__Work to do__. Copy out every line in the entries below that includes "Drysdale".

BEGIN Information provided

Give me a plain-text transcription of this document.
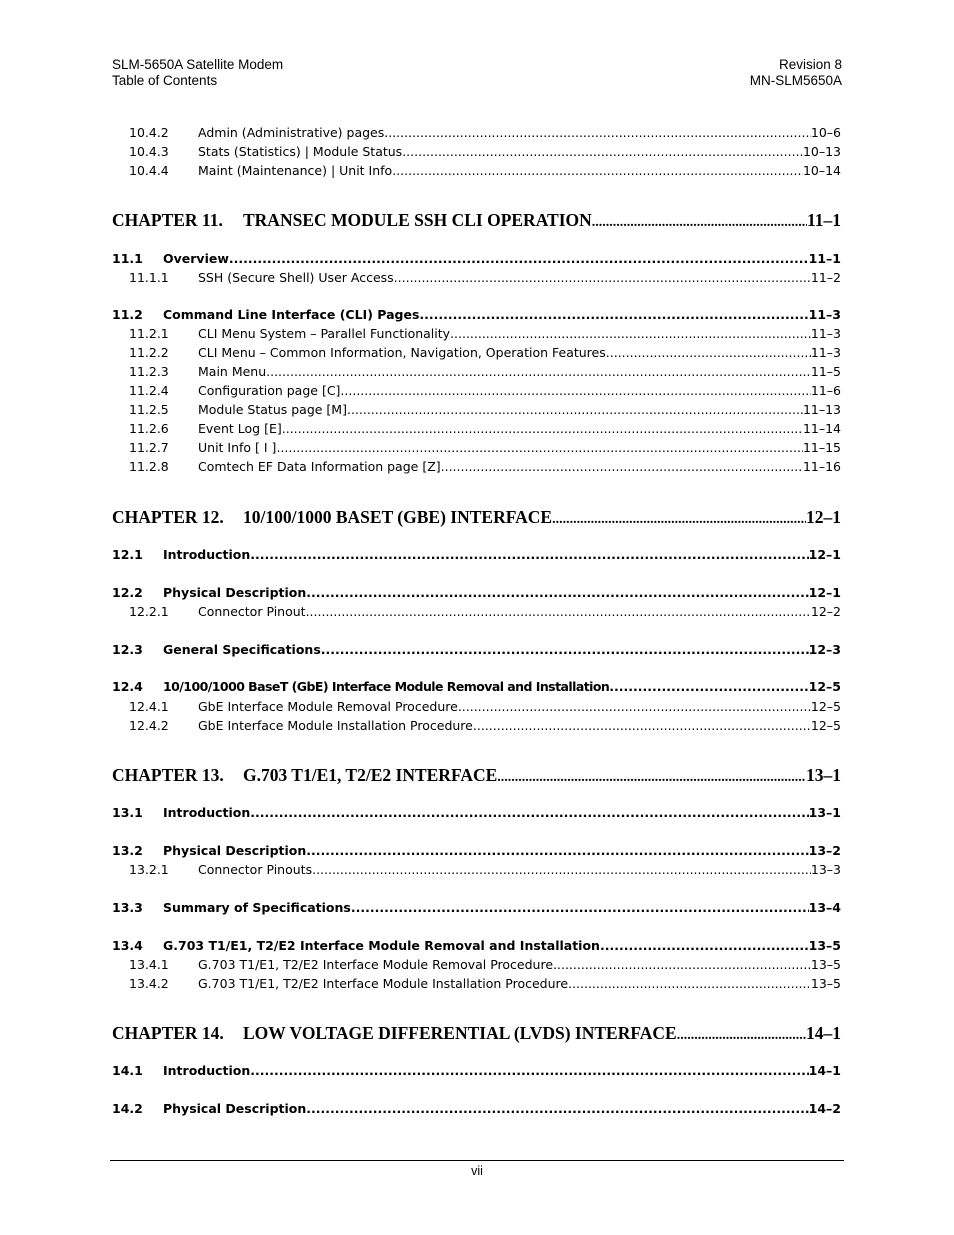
SLM-5650A Satellite Modem
Table of Contents
Revision 8
MN-SLM5650A
10.4.2	Admin (Administrative) pages .....	10–6
10.4.3	Stats (Statistics) | Module Status .....	10–13
10.4.4	Maint (Maintenance) | Unit Info .....	10–14
CHAPTER 11.	TRANSEC MODULE SSH CLI OPERATION .....	11–1
11.1	Overview .....	11–1
11.1.1	SSH (Secure Shell) User Access .....	11–2
11.2	Command Line Interface (CLI) Pages .....	11–3
11.2.1	CLI Menu System – Parallel Functionality .....	11–3
11.2.2	CLI Menu – Common Information, Navigation, Operation Features .....	11–3
11.2.3	Main Menu .....	11–5
11.2.4	Configuration page [C] .....	11–6
11.2.5	Module Status page [M] .....	11–13
11.2.6	Event Log [E] .....	11–14
11.2.7	Unit Info [ I ] .....	11–15
11.2.8	Comtech EF Data Information page [Z] .....	11–16
CHAPTER 12.	10/100/1000 BASET (GBE) INTERFACE .....	12–1
12.1	Introduction .....	12–1
12.2	Physical Description .....	12–1
12.2.1	Connector Pinout .....	12–2
12.3	General Specifications .....	12–3
12.4	10/100/1000 BaseT (GbE) Interface Module Removal and Installation .....	12–5
12.4.1	GbE Interface Module Removal Procedure .....	12–5
12.4.2	GbE Interface Module Installation Procedure .....	12–5
CHAPTER 13.	G.703 T1/E1, T2/E2 INTERFACE .....	13–1
13.1	Introduction .....	13–1
13.2	Physical Description .....	13–2
13.2.1	Connector Pinouts .....	13–3
13.3	Summary of Specifications .....	13–4
13.4	G.703 T1/E1, T2/E2 Interface Module Removal and Installation .....	13–5
13.4.1	G.703 T1/E1, T2/E2 Interface Module Removal Procedure .....	13–5
13.4.2	G.703 T1/E1, T2/E2 Interface Module Installation Procedure .....	13–5
CHAPTER 14.	LOW VOLTAGE DIFFERENTIAL (LVDS) INTERFACE .....	14–1
14.1	Introduction .....	14–1
14.2	Physical Description .....	14–2
vii
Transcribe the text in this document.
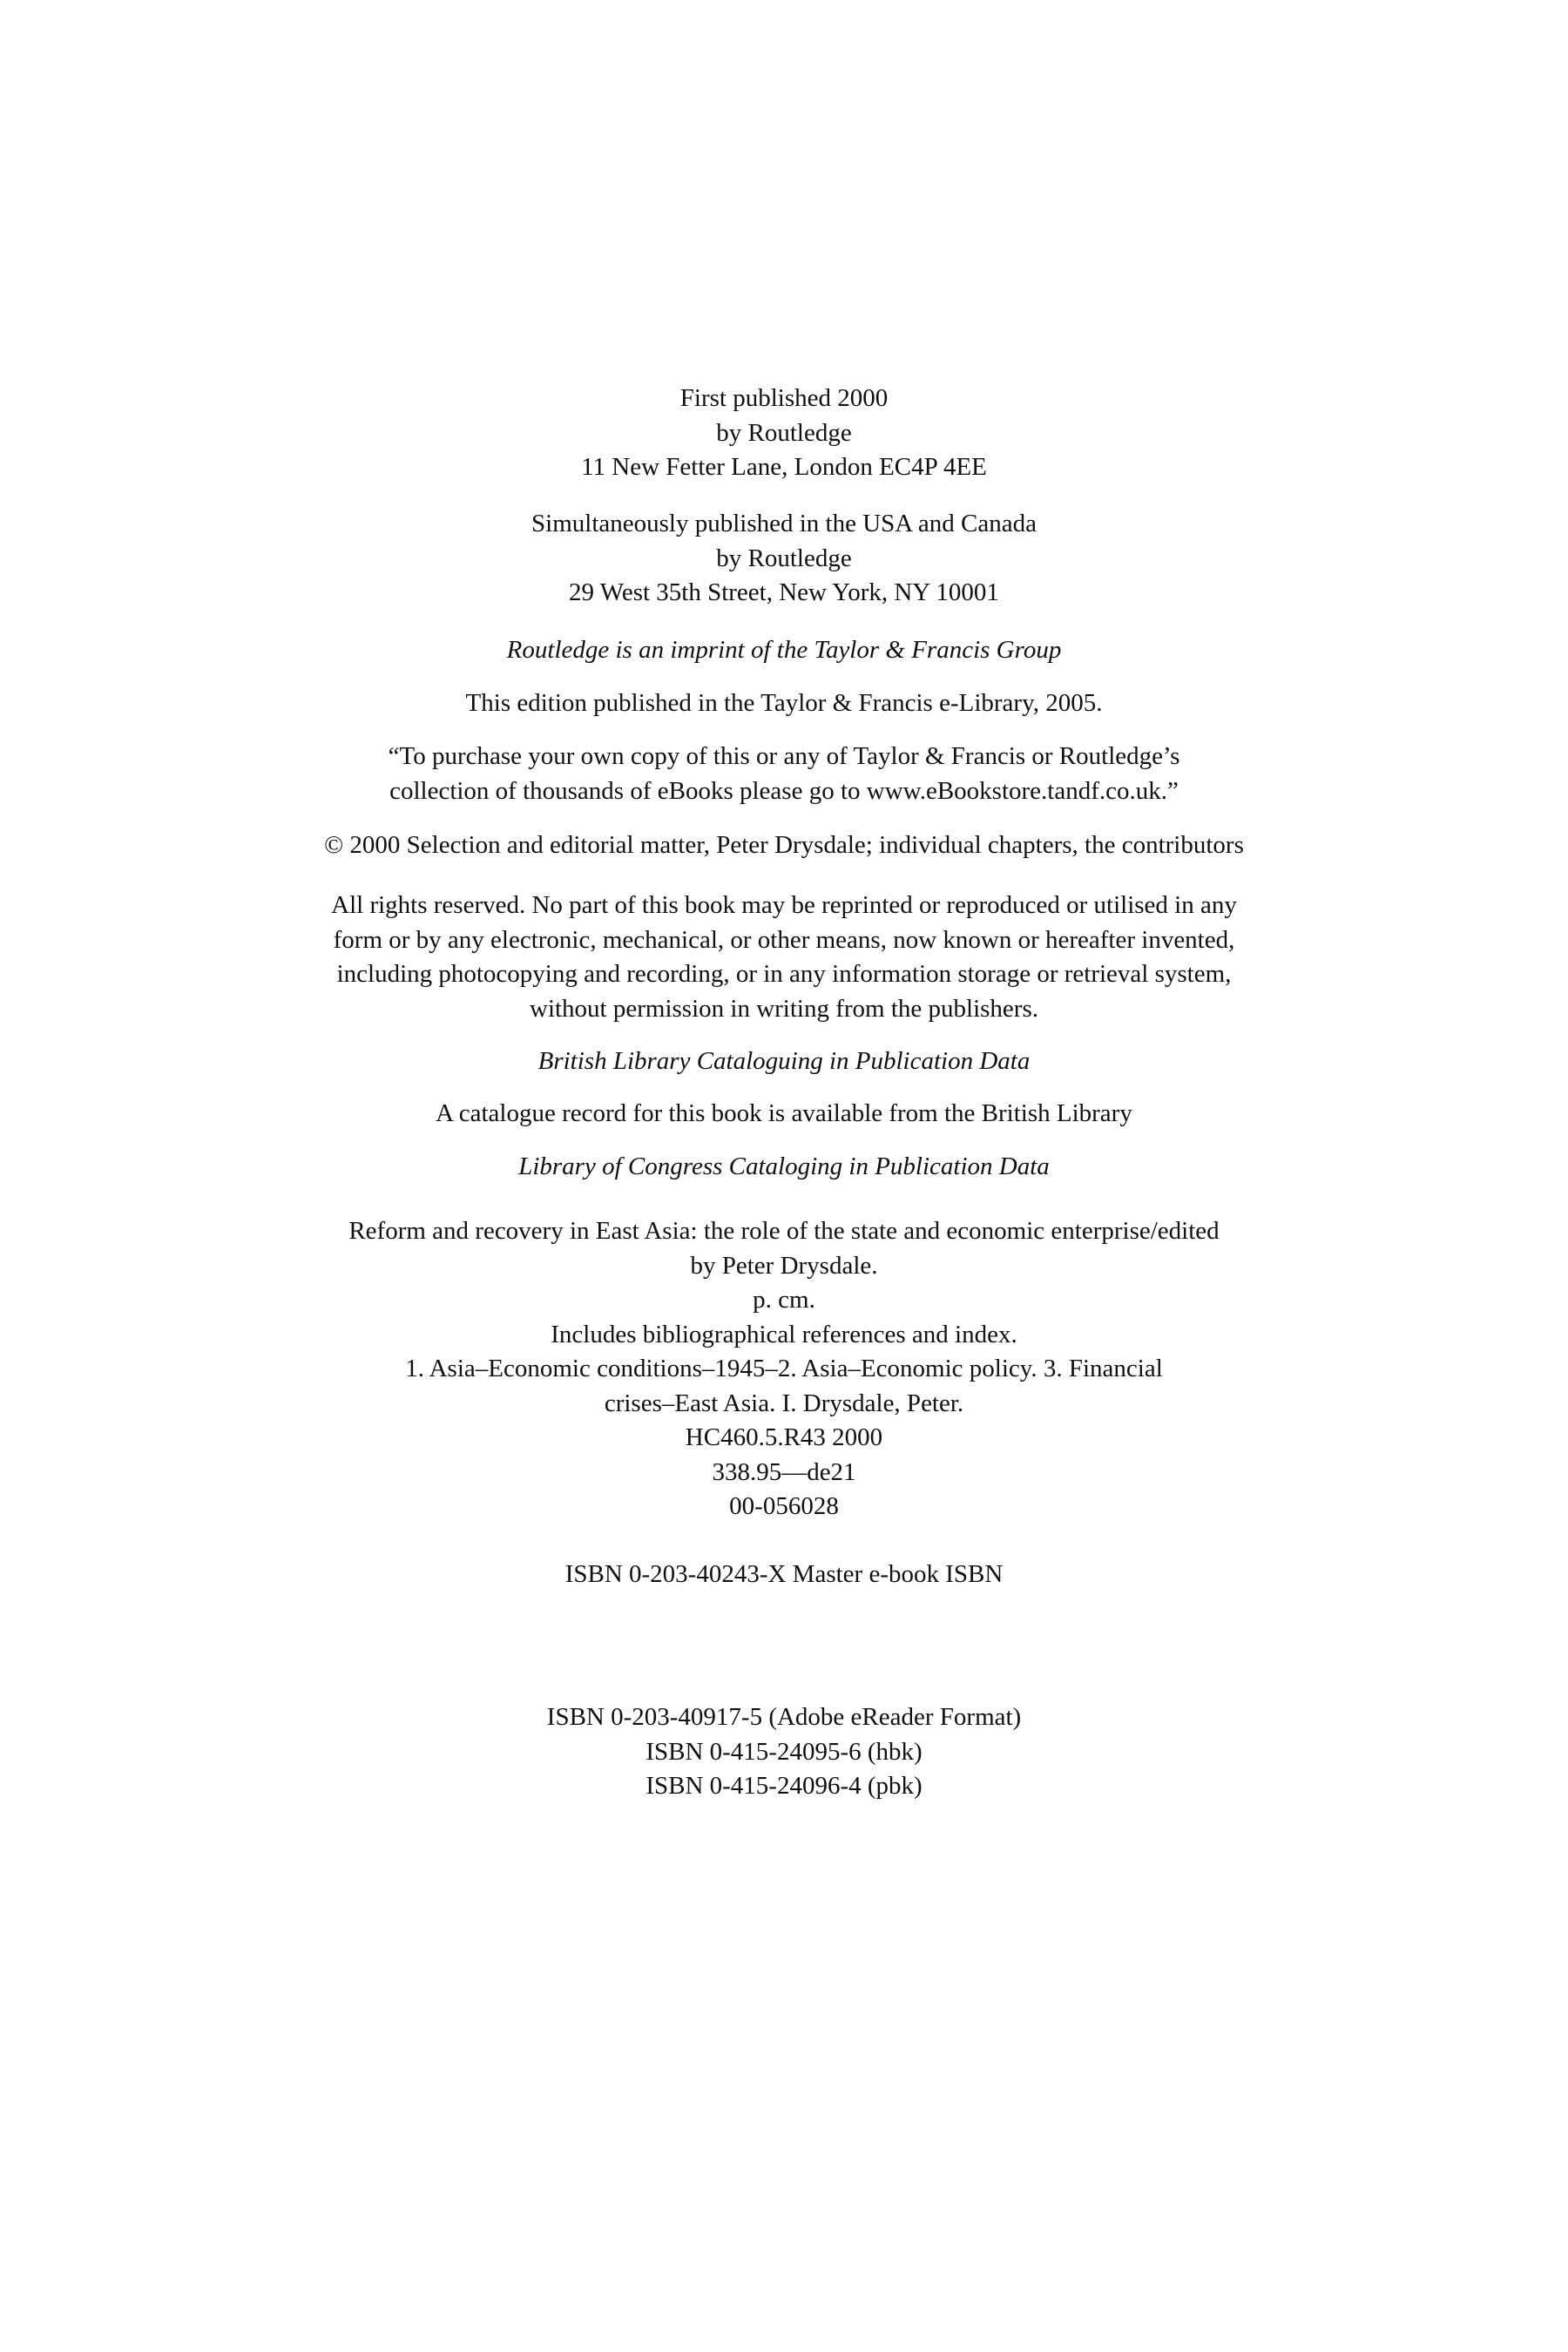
First published 2000
by Routledge
11 New Fetter Lane, London EC4P 4EE
Simultaneously published in the USA and Canada
by Routledge
29 West 35th Street, New York, NY 10001
Routledge is an imprint of the Taylor & Francis Group
This edition published in the Taylor & Francis e-Library, 2005.
“To purchase your own copy of this or any of Taylor & Francis or Routledge’s
collection of thousands of eBooks please go to www.eBookstore.tandf.co.uk.”
© 2000 Selection and editorial matter, Peter Drysdale; individual chapters, the contributors
All rights reserved. No part of this book may be reprinted or reproduced or utilised in any
form or by any electronic, mechanical, or other means, now known or hereafter invented,
including photocopying and recording, or in any information storage or retrieval system,
without permission in writing from the publishers.
British Library Cataloguing in Publication Data
A catalogue record for this book is available from the British Library
Library of Congress Cataloging in Publication Data
Reform and recovery in East Asia: the role of the state and economic enterprise/edited
by Peter Drysdale.
p. cm.
Includes bibliographical references and index.
1. Asia–Economic conditions–1945–2. Asia–Economic policy. 3. Financial
crises–East Asia. I. Drysdale, Peter.
HC460.5.R43 2000
338.95—de21
00-056028
ISBN 0-203-40243-X Master e-book ISBN
ISBN 0-203-40917-5 (Adobe eReader Format)
ISBN 0-415-24095-6 (hbk)
ISBN 0-415-24096-4 (pbk)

END Information provided

__Task answer__.
© 2000 Selection and editorial matter, Peter Drysdale; individual chapters, the contributors
by Peter Drysdale.
crises–East Asia. I. Drysdale, Peter.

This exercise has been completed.